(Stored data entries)
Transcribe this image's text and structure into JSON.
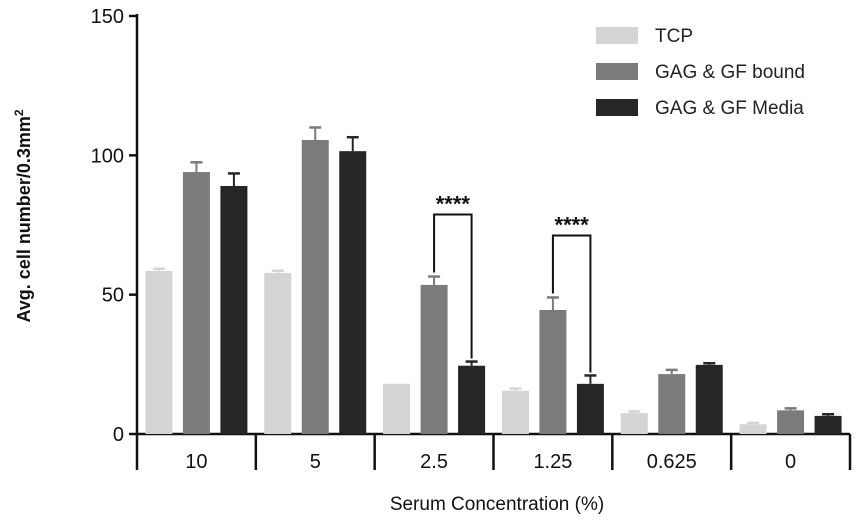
{
  "chart_data": {
    "type": "bar",
    "title": "",
    "xlabel": "Serum Concentration (%)",
    "ylabel": "Avg. cell number/0.3mm",
    "ylabel_superscript": "2",
    "ylim": [
      0,
      150
    ],
    "yticks": [
      0,
      50,
      100,
      150
    ],
    "categories": [
      "10",
      "5",
      "2.5",
      "1.25",
      "0.625",
      "0"
    ],
    "legend_position": "top-right",
    "series": [
      {
        "name": "TCP",
        "color": "#d4d4d4",
        "values": [
          58.5,
          57.8,
          18,
          15.5,
          7.5,
          3.5
        ],
        "errors": [
          0.8,
          0.8,
          0,
          0.8,
          0.6,
          0.5
        ]
      },
      {
        "name": "GAG & GF bound",
        "color": "#7b7b7b",
        "values": [
          94,
          105.5,
          53.5,
          44.5,
          21.5,
          8.5
        ],
        "errors": [
          3.5,
          4.5,
          3,
          4.5,
          1.5,
          0.7
        ]
      },
      {
        "name": "GAG & GF Media",
        "color": "#262626",
        "values": [
          89,
          101.5,
          24.5,
          18,
          24.8,
          6.5
        ],
        "errors": [
          4.5,
          5,
          1.5,
          3,
          0.6,
          0.6
        ]
      }
    ],
    "annotations": [
      {
        "text": "****",
        "category_index": 2,
        "from_series": 1,
        "to_series": 2
      },
      {
        "text": "****",
        "category_index": 3,
        "from_series": 1,
        "to_series": 2
      }
    ]
  }
}
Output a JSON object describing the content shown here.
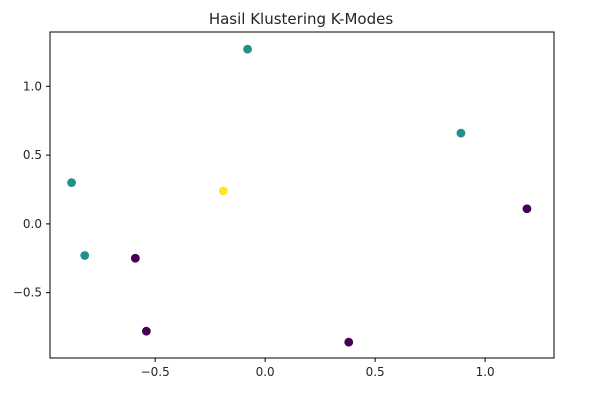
{
  "chart_data": {
    "type": "scatter",
    "title": "Hasil Klustering K-Modes",
    "xlabel": "",
    "ylabel": "",
    "xlim": [
      -0.978,
      1.313
    ],
    "ylim": [
      -0.975,
      1.395
    ],
    "x_ticks": [
      -0.5,
      0.0,
      0.5,
      1.0
    ],
    "x_tick_labels": [
      "−0.5",
      "0.0",
      "0.5",
      "1.0"
    ],
    "y_ticks": [
      -0.5,
      0.0,
      0.5,
      1.0
    ],
    "y_tick_labels": [
      "−0.5",
      "0.0",
      "0.5",
      "1.0"
    ],
    "grid": false,
    "cluster_colors": [
      "#440154",
      "#21918c",
      "#fde725"
    ],
    "points": [
      {
        "x": -0.08,
        "y": 1.27,
        "cluster": 1
      },
      {
        "x": 0.89,
        "y": 0.66,
        "cluster": 1
      },
      {
        "x": -0.88,
        "y": 0.3,
        "cluster": 1
      },
      {
        "x": -0.82,
        "y": -0.23,
        "cluster": 1
      },
      {
        "x": -0.19,
        "y": 0.24,
        "cluster": 2
      },
      {
        "x": 1.19,
        "y": 0.11,
        "cluster": 0
      },
      {
        "x": -0.59,
        "y": -0.25,
        "cluster": 0
      },
      {
        "x": -0.54,
        "y": -0.78,
        "cluster": 0
      },
      {
        "x": 0.38,
        "y": -0.86,
        "cluster": 0
      }
    ]
  }
}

# What you are asked to do
Reproduce the records above exactly, leaving out every picture they contain.

# Exercise result
Transcribe this image's text and structure into JSON.
{
  "chart_data": {
    "type": "bar",
    "title": "",
    "xlabel": "Serum Concentration (%)",
    "ylabel": "Avg. cell number/0.3mm",
    "ylabel_superscript": "2",
    "ylim": [
      0,
      150
    ],
    "yticks": [
      0,
      50,
      100,
      150
    ],
    "categories": [
      "10",
      "5",
      "2.5",
      "1.25",
      "0.625",
      "0"
    ],
    "legend_position": "top-right",
    "series": [
      {
        "name": "TCP",
        "color": "#d4d4d4",
        "values": [
          58.5,
          57.8,
          18,
          15.5,
          7.5,
          3.5
        ],
        "errors": [
          0.8,
          0.8,
          0,
          0.8,
          0.6,
          0.5
        ]
      },
      {
        "name": "GAG & GF bound",
        "color": "#7b7b7b",
        "values": [
          94,
          105.5,
          53.5,
          44.5,
          21.5,
          8.5
        ],
        "errors": [
          3.5,
          4.5,
          3,
          4.5,
          1.5,
          0.7
        ]
      },
      {
        "name": "GAG & GF Media",
        "color": "#262626",
        "values": [
          89,
          101.5,
          24.5,
          18,
          24.8,
          6.5
        ],
        "errors": [
          4.5,
          5,
          1.5,
          3,
          0.6,
          0.6
        ]
      }
    ],
    "annotations": [
      {
        "text": "****",
        "category_index": 2,
        "from_series": 1,
        "to_series": 2
      },
      {
        "text": "****",
        "category_index": 3,
        "from_series": 1,
        "to_series": 2
      }
    ]
  }
}
Output a JSON object describing the content shown here.
{
  "chart_data": {
    "type": "scatter",
    "title": "Hasil Klustering K-Modes",
    "xlabel": "",
    "ylabel": "",
    "xlim": [
      -0.978,
      1.313
    ],
    "ylim": [
      -0.975,
      1.395
    ],
    "x_ticks": [
      -0.5,
      0.0,
      0.5,
      1.0
    ],
    "x_tick_labels": [
      "−0.5",
      "0.0",
      "0.5",
      "1.0"
    ],
    "y_ticks": [
      -0.5,
      0.0,
      0.5,
      1.0
    ],
    "y_tick_labels": [
      "−0.5",
      "0.0",
      "0.5",
      "1.0"
    ],
    "grid": false,
    "cluster_colors": [
      "#440154",
      "#21918c",
      "#fde725"
    ],
    "points": [
      {
        "x": -0.08,
        "y": 1.27,
        "cluster": 1
      },
      {
        "x": 0.89,
        "y": 0.66,
        "cluster": 1
      },
      {
        "x": -0.88,
        "y": 0.3,
        "cluster": 1
      },
      {
        "x": -0.82,
        "y": -0.23,
        "cluster": 1
      },
      {
        "x": -0.19,
        "y": 0.24,
        "cluster": 2
      },
      {
        "x": 1.19,
        "y": 0.11,
        "cluster": 0
      },
      {
        "x": -0.59,
        "y": -0.25,
        "cluster": 0
      },
      {
        "x": -0.54,
        "y": -0.78,
        "cluster": 0
      },
      {
        "x": 0.38,
        "y": -0.86,
        "cluster": 0
      }
    ]
  }
}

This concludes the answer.